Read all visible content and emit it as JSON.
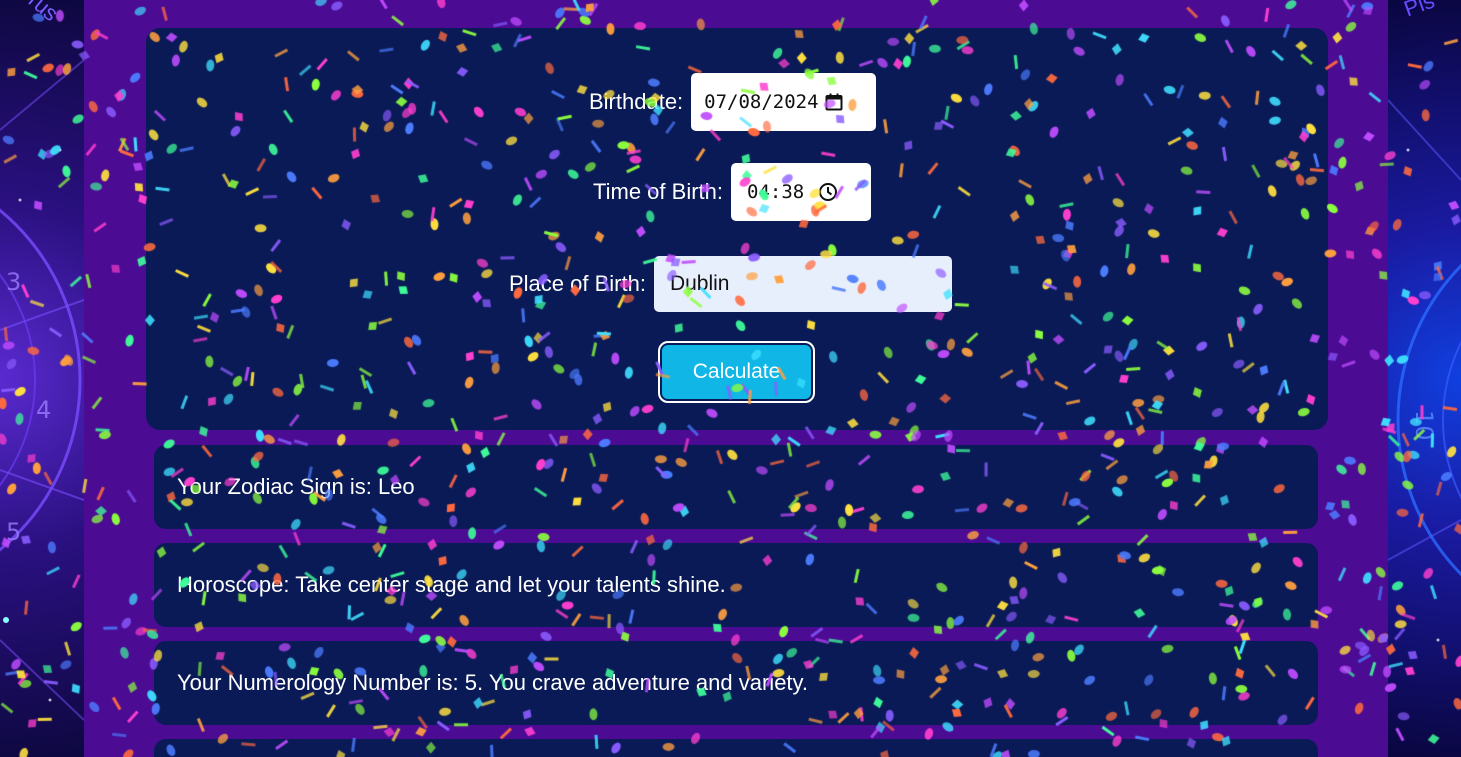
{
  "form": {
    "birthdate_label": "Birthdate:",
    "birthdate_value": "07/08/2024",
    "time_label": "Time of Birth:",
    "time_value": "04:38",
    "place_label": "Place of Birth:",
    "place_value": "Dublin",
    "calculate_label": "Calculate"
  },
  "results": {
    "zodiac": "Your Zodiac Sign is: Leo",
    "horoscope": "Horoscope: Take center stage and let your talents shine.",
    "numerology": "Your Numerology Number is: 5. You crave adventure and variety."
  },
  "background": {
    "side_left_text": "rus",
    "side_right_text": "Pis"
  },
  "colors": {
    "container": "#4b0b93",
    "card": "#0a1a56",
    "button": "#0fb6e6"
  }
}
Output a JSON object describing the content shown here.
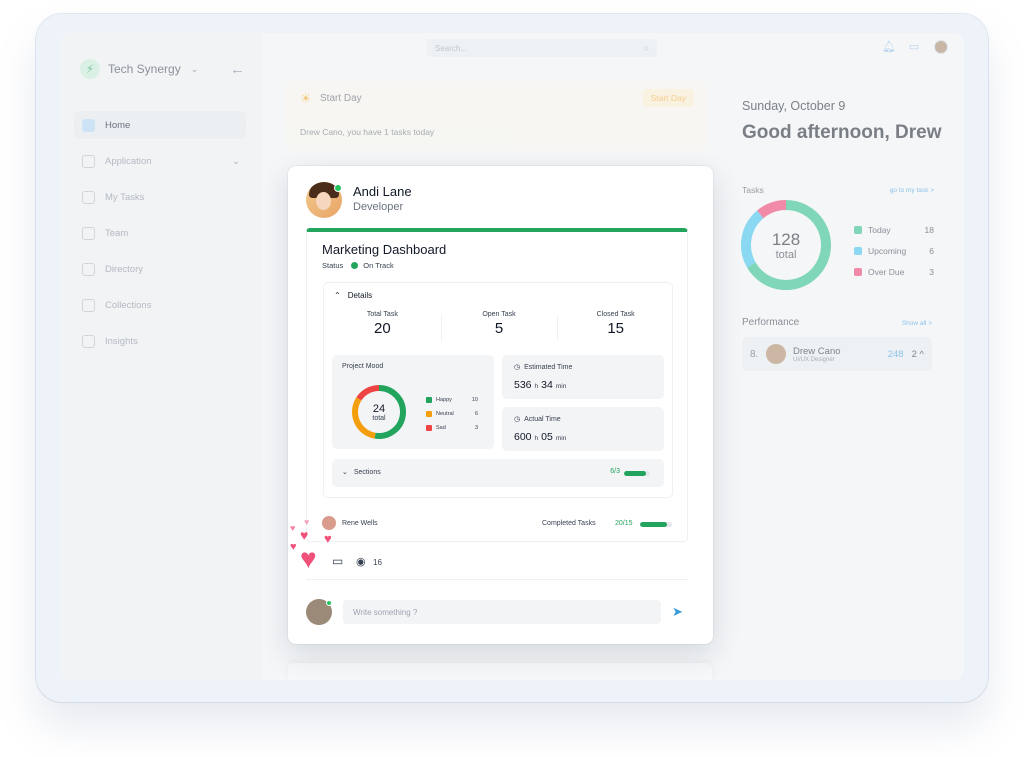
{
  "brand": {
    "name": "Tech Synergy"
  },
  "sidebar": {
    "items": [
      {
        "label": "Home",
        "icon": "home-icon",
        "active": true
      },
      {
        "label": "Application",
        "icon": "grid-icon",
        "has_children": true
      },
      {
        "label": "My Tasks",
        "icon": "checkbox-icon"
      },
      {
        "label": "Team",
        "icon": "users-icon"
      },
      {
        "label": "Directory",
        "icon": "book-icon"
      },
      {
        "label": "Collections",
        "icon": "folder-icon"
      },
      {
        "label": "Insights",
        "icon": "chart-icon"
      }
    ]
  },
  "topbar": {
    "search_placeholder": "Search..."
  },
  "start_day": {
    "title": "Start Day",
    "button": "Start Day",
    "message": "Drew Cano, you have 1 tasks today"
  },
  "post": {
    "user_name": "Andi Lane",
    "user_role": "Developer",
    "dashboard_title": "Marketing Dashboard",
    "status_label": "Status",
    "status_value": "On Track",
    "details_label": "Details",
    "stats": [
      {
        "label": "Total Task",
        "value": "20"
      },
      {
        "label": "Open Task",
        "value": "5"
      },
      {
        "label": "Closed Task",
        "value": "15"
      }
    ],
    "mood": {
      "title": "Project Mood",
      "total": "24",
      "total_label": "total",
      "items": [
        {
          "label": "Happy",
          "value": 10,
          "color": "#22a45d"
        },
        {
          "label": "Neutral",
          "value": 6,
          "color": "#f59e0b"
        },
        {
          "label": "Sad",
          "value": 3,
          "color": "#ef4444"
        }
      ]
    },
    "estimated": {
      "title": "Estimated Time",
      "hours": "536",
      "h": "h",
      "minutes": "34",
      "min": "min"
    },
    "actual": {
      "title": "Actual Time",
      "hours": "600",
      "h": "h",
      "minutes": "05",
      "min": "min"
    },
    "sections": {
      "label": "Sections",
      "progress_text": "6/3",
      "progress": 0.85
    },
    "assignee": "Rene Wells",
    "completed_label": "Completed Tasks",
    "completed_value": "20/15",
    "completed_progress": 0.85,
    "views": "16",
    "comment_placeholder": "Write something ?"
  },
  "right_panel": {
    "date": "Sunday, October 9",
    "greeting": "Good afternoon, Drew",
    "tasks_label": "Tasks",
    "tasks_link": "go to my task >",
    "total": "128",
    "total_label": "total",
    "legend": [
      {
        "label": "Today",
        "value": 18,
        "color": "#7fd6b9"
      },
      {
        "label": "Upcoming",
        "value": 6,
        "color": "#8ad8f2"
      },
      {
        "label": "Over Due",
        "value": 3,
        "color": "#f08aa6"
      }
    ],
    "performance_label": "Performance",
    "performance_link": "Show all >",
    "performer": {
      "rank": "8.",
      "name": "Drew Cano",
      "role": "UI/UX Designer",
      "score": "248",
      "change": "2"
    }
  },
  "colors": {
    "accent_green": "#22a45d",
    "link_blue": "#8cc3ea",
    "heart_pink": "#f0507a"
  }
}
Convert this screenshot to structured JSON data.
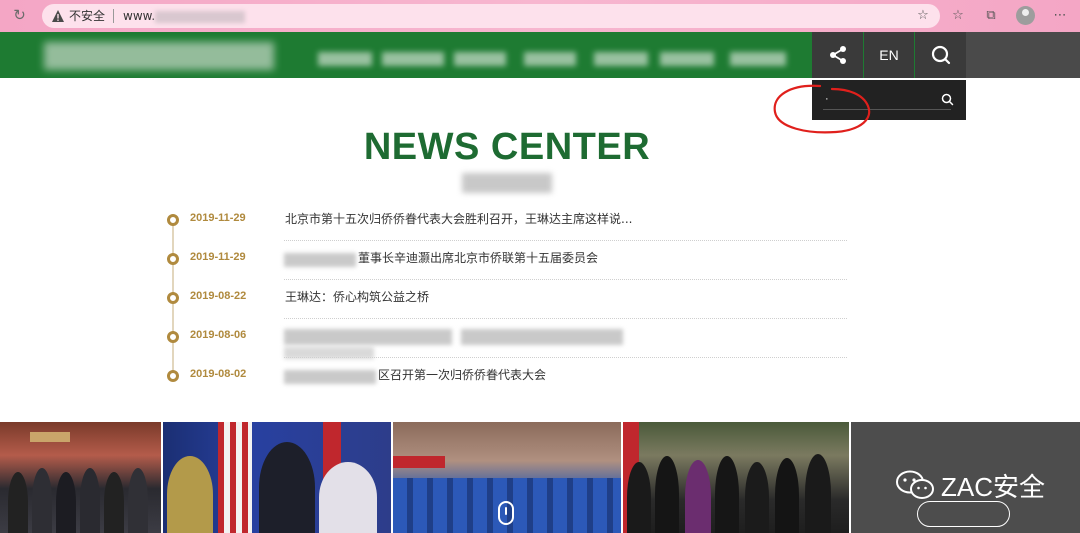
{
  "browser": {
    "security_label": "不安全",
    "url_prefix": "www."
  },
  "header": {
    "lang_label": "EN"
  },
  "search": {
    "value": "·"
  },
  "news": {
    "title": "NEWS CENTER",
    "items": [
      {
        "date": "2019-11-29",
        "title": "北京市第十五次归侨侨眷代表大会胜利召开，王琳达主席这样说..."
      },
      {
        "date": "2019-11-29",
        "title": "董事长辛迪灏出席北京市侨联第十五届委员会"
      },
      {
        "date": "2019-08-22",
        "title": "王琳达：侨心构筑公益之桥"
      },
      {
        "date": "2019-08-06",
        "title": ""
      },
      {
        "date": "2019-08-02",
        "title": "区召开第一次归侨侨眷代表大会"
      }
    ]
  },
  "watermark": {
    "text": "ZAC安全"
  },
  "colors": {
    "brand_green": "#1e7b32",
    "title_green": "#1e6b32",
    "accent_gold": "#b08a3e",
    "annotation_red": "#e0201c"
  }
}
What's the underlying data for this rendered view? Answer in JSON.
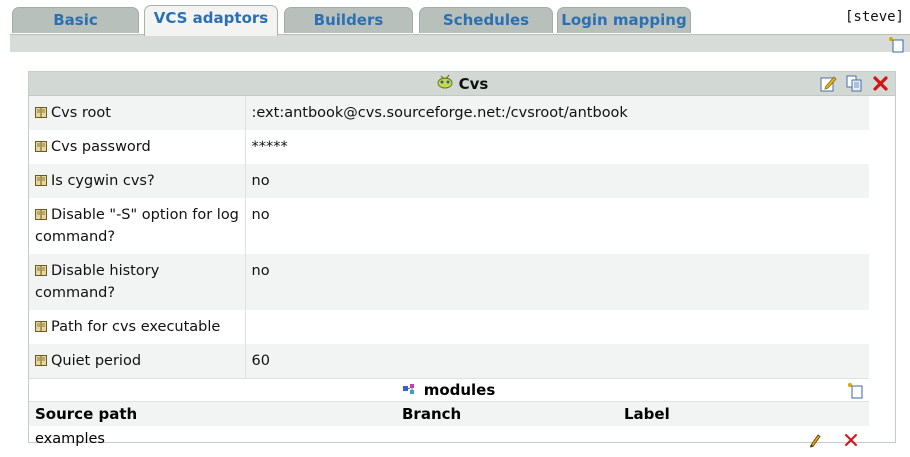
{
  "tabs": [
    {
      "label": "Basic",
      "active": false
    },
    {
      "label": "VCS adaptors",
      "active": true
    },
    {
      "label": "Builders",
      "active": false
    },
    {
      "label": "Schedules",
      "active": false
    },
    {
      "label": "Login mapping",
      "active": false
    }
  ],
  "user": "[steve]",
  "panel": {
    "title": "Cvs",
    "properties": [
      {
        "label": "Cvs root",
        "value": ":ext:antbook@cvs.sourceforge.net:/cvsroot/antbook"
      },
      {
        "label": "Cvs password",
        "value": "*****"
      },
      {
        "label": "Is cygwin cvs?",
        "value": "no"
      },
      {
        "label": "Disable \"-S\" option for log command?",
        "value": "no"
      },
      {
        "label": "Disable history command?",
        "value": "no"
      },
      {
        "label": "Path for cvs executable",
        "value": ""
      },
      {
        "label": "Quiet period",
        "value": "60"
      }
    ],
    "modules": {
      "title": "modules",
      "columns": [
        "Source path",
        "Branch",
        "Label"
      ],
      "rows": [
        {
          "source_path": "examples",
          "branch": "",
          "label": ""
        }
      ]
    }
  },
  "colors": {
    "tab_text": "#2b6fb5",
    "tab_bg": "#b7c0bb",
    "header_bg": "#d2d8d4",
    "delete_red": "#d21414"
  },
  "icons": [
    "cvs-component-icon",
    "edit-icon",
    "copy-icon",
    "delete-icon",
    "add-icon",
    "book-icon",
    "modules-icon",
    "pencil-icon"
  ]
}
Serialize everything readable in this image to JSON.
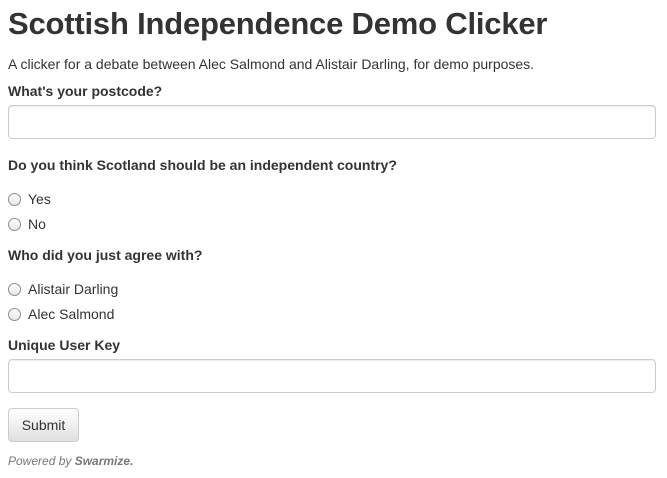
{
  "page": {
    "title": "Scottish Independence Demo Clicker",
    "description": "A clicker for a debate between Alec Salmond and Alistair Darling, for demo purposes."
  },
  "form": {
    "postcode": {
      "label": "What's your postcode?",
      "value": "",
      "placeholder": ""
    },
    "independence_question": {
      "label": "Do you think Scotland should be an independent country?",
      "options": [
        "Yes",
        "No"
      ]
    },
    "agree_question": {
      "label": "Who did you just agree with?",
      "options": [
        "Alistair Darling",
        "Alec Salmond"
      ]
    },
    "user_key": {
      "label": "Unique User Key",
      "value": "",
      "placeholder": ""
    },
    "submit_label": "Submit"
  },
  "footer": {
    "prefix": "Powered by ",
    "brand": "Swarmize."
  }
}
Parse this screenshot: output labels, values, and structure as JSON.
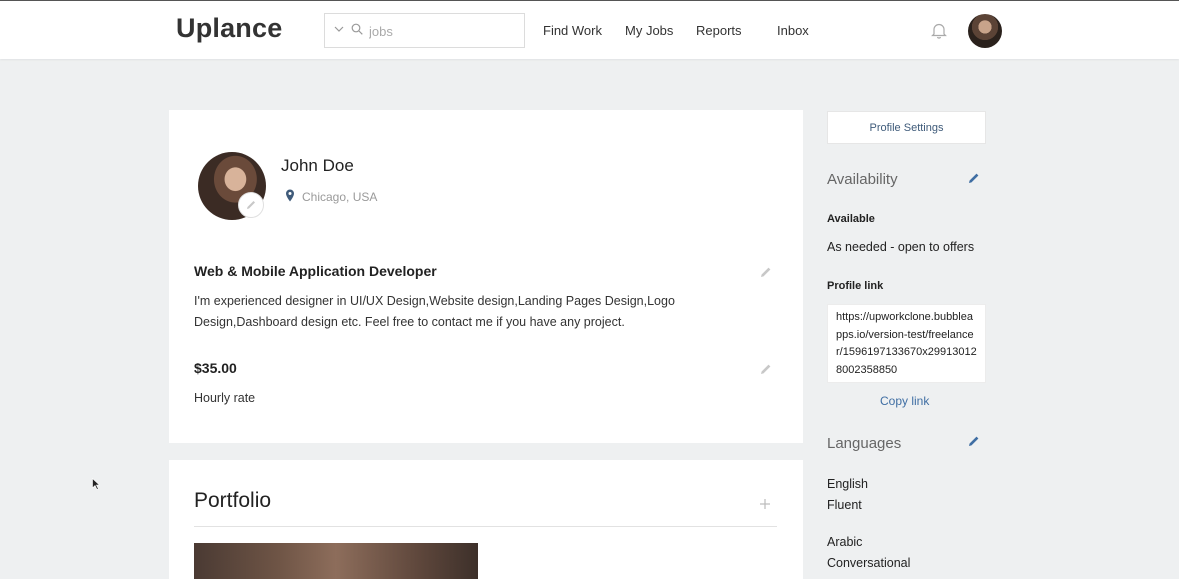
{
  "header": {
    "logo": "Uplance",
    "search": {
      "placeholder": "jobs"
    },
    "nav": [
      "Find Work",
      "My Jobs",
      "Reports",
      "Inbox"
    ]
  },
  "profile": {
    "name": "John Doe",
    "location": "Chicago, USA",
    "title": "Web & Mobile Application Developer",
    "bio": "I'm experienced designer in UI/UX Design,Website design,Landing Pages Design,Logo Design,Dashboard design etc. Feel free to contact me if you have any project.",
    "rate": "$35.00",
    "rate_label": "Hourly rate"
  },
  "portfolio": {
    "title": "Portfolio"
  },
  "sidebar": {
    "settings_button": "Profile Settings",
    "availability": {
      "heading": "Availability",
      "label": "Available",
      "value": "As needed - open to offers"
    },
    "profile_link": {
      "label": "Profile link",
      "url": "https://upworkclone.bubbleapps.io/version-test/freelancer/1596197133670x299130128002358850",
      "copy_label": "Copy link"
    },
    "languages": {
      "heading": "Languages",
      "items": [
        {
          "name": "English",
          "level": "Fluent"
        },
        {
          "name": "Arabic",
          "level": "Conversational"
        }
      ]
    }
  },
  "colors": {
    "background": "#eef0f1",
    "accent_blue": "#3f6ea3",
    "settings_text": "#3f5b7a"
  }
}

────────────────

■ What to produce:
Filter the records for lines holding the string "Alec". Copy each one.

■ The result:
    "description": "A clicker for a debate between Alec Salmond and Alistair Darling, for demo purposes."
        "Alec Salmond"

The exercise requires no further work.